(Data listing)
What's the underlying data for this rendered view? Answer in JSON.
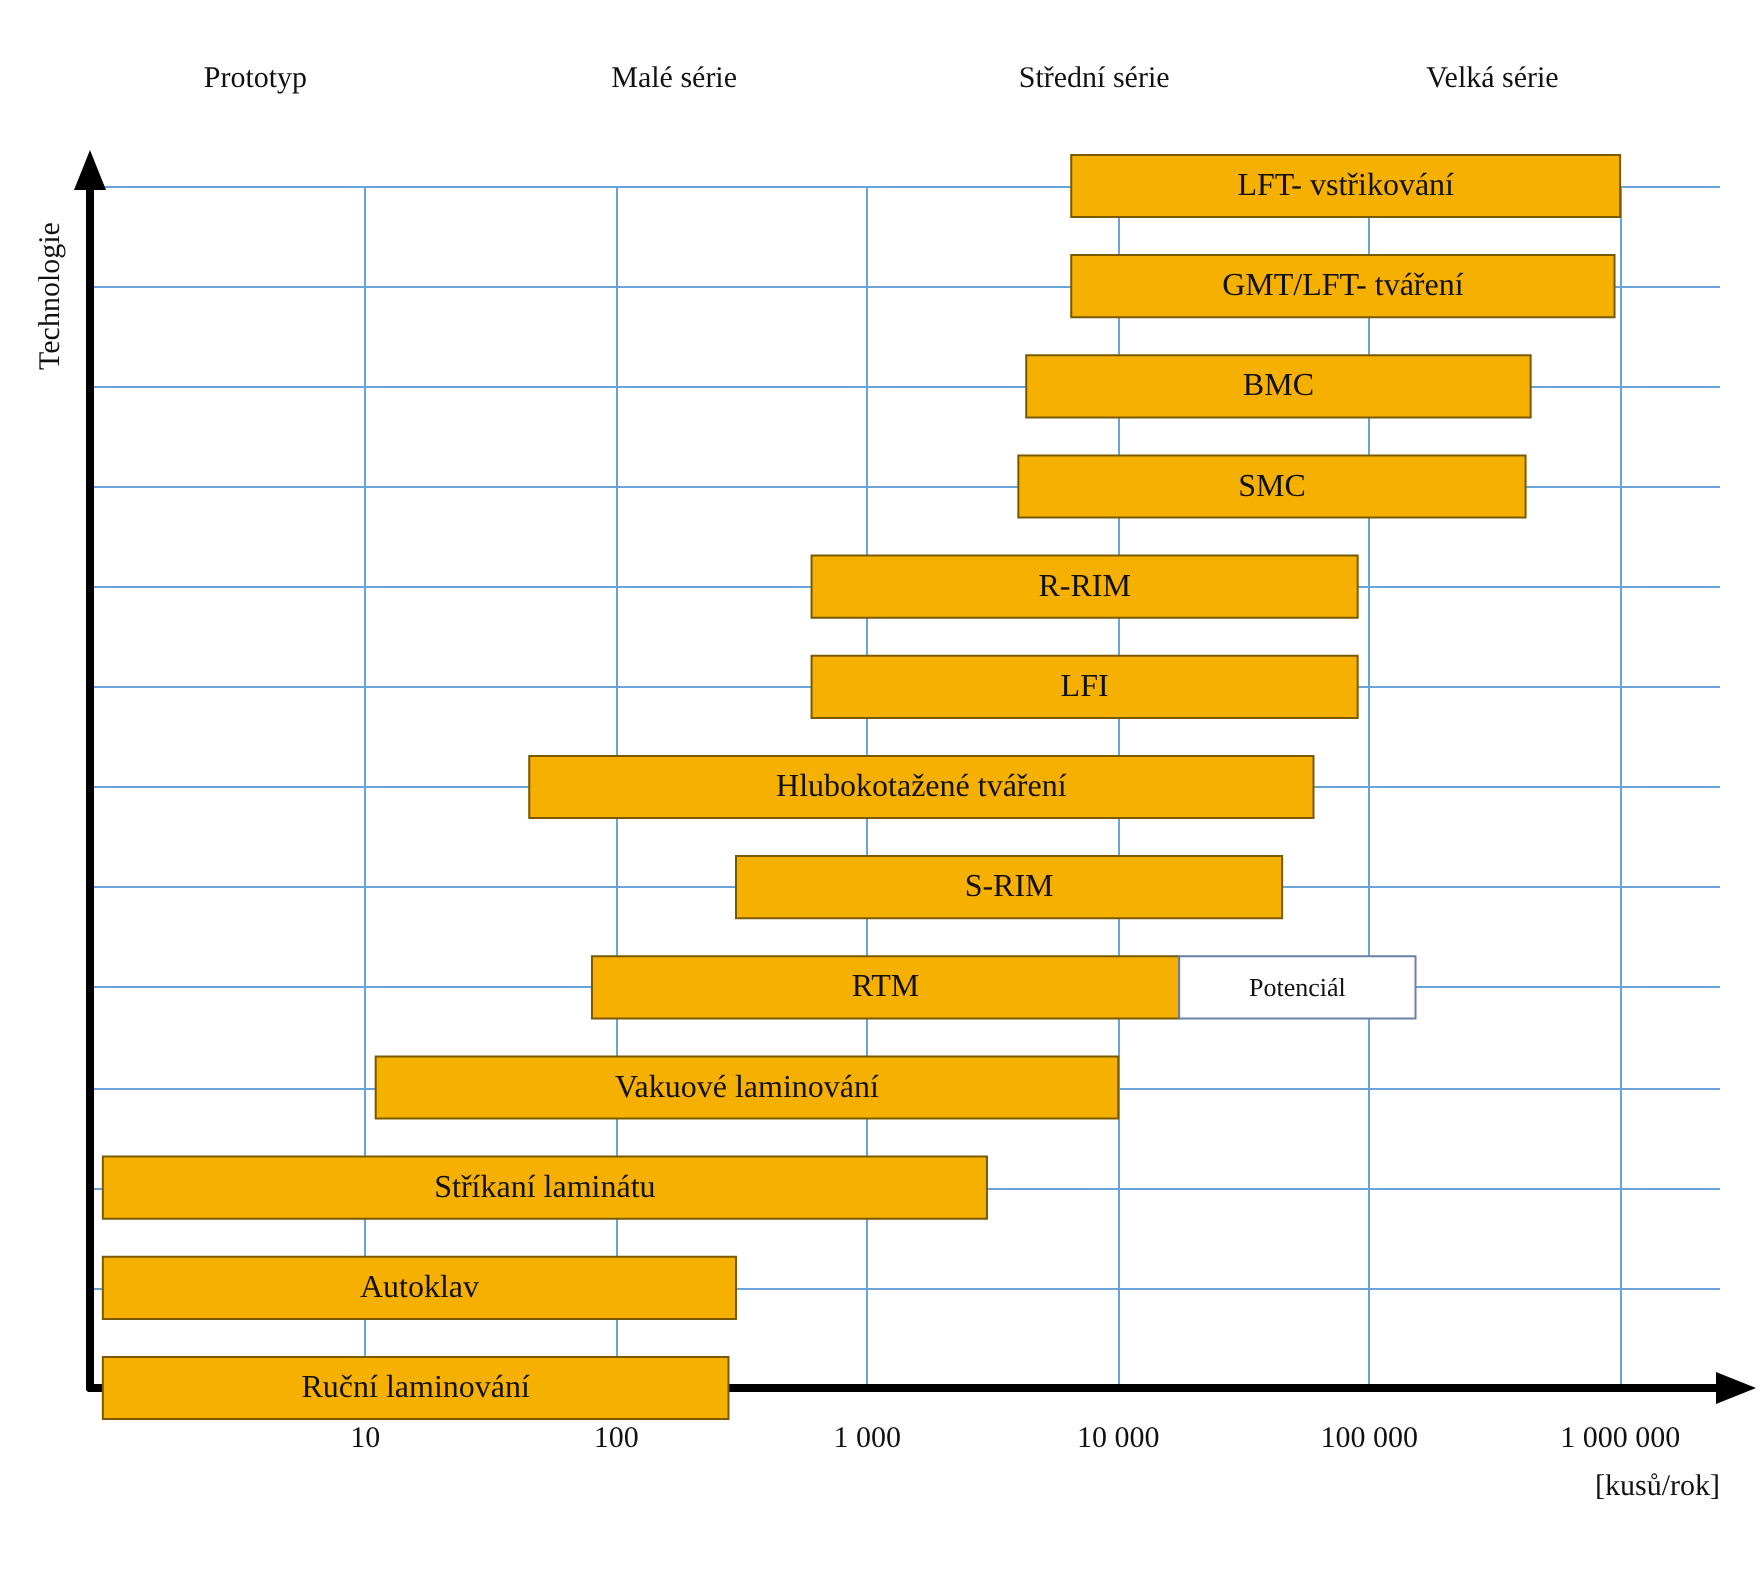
{
  "chart_data": {
    "type": "bar",
    "orientation": "horizontal",
    "log": "x",
    "xlabel": "[kusů/rok]",
    "ylabel": "Technologie",
    "annotations": [
      "Prototyp",
      "Malé série",
      "Střední série",
      "Velká série"
    ],
    "categories": [
      "LFT- vstřikování",
      "GMT/LFT- tváření",
      "BMC",
      "SMC",
      "R-RIM",
      "LFI",
      "Hlubokotažené tváření",
      "S-RIM",
      "RTM",
      "Vakuové laminování",
      "Stříkaní laminátu",
      "Autoklav",
      "Ruční laminování"
    ],
    "series": [
      {
        "color": "#f5b000",
        "base": [
          6500,
          6500,
          4300,
          4000,
          600,
          600,
          45,
          300,
          80,
          11,
          0.9,
          0.9,
          0.9
        ],
        "values": [
          993500,
          943500,
          435700,
          416000,
          89400,
          89400,
          59955,
          44700,
          17420,
          9989,
          2999.1,
          299.1,
          279.1
        ]
      },
      {
        "name": "Potenciál",
        "color": "#ffffff",
        "base": [
          null,
          null,
          null,
          null,
          null,
          null,
          null,
          null,
          17500,
          null,
          null,
          null,
          null
        ],
        "values": [
          null,
          null,
          null,
          null,
          null,
          null,
          null,
          null,
          135500,
          null,
          null,
          null,
          null
        ]
      }
    ],
    "xlim": [
      0.8,
      2500000
    ],
    "xticks": [
      10,
      100,
      {
        "value": 1000,
        "label": "1 000"
      },
      {
        "value": 10000,
        "label": "10 000"
      },
      {
        "value": 100000,
        "label": "100 000"
      },
      {
        "value": 1000000,
        "label": "1 000 000"
      }
    ],
    "grid": true,
    "legend": false,
    "tick_labels": "x"
  }
}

— Aim of the exercise —
Show, from the material above, each line that includes the string "laminování".

— Output below —
      "Vakuové laminování",
      "Ruční laminování"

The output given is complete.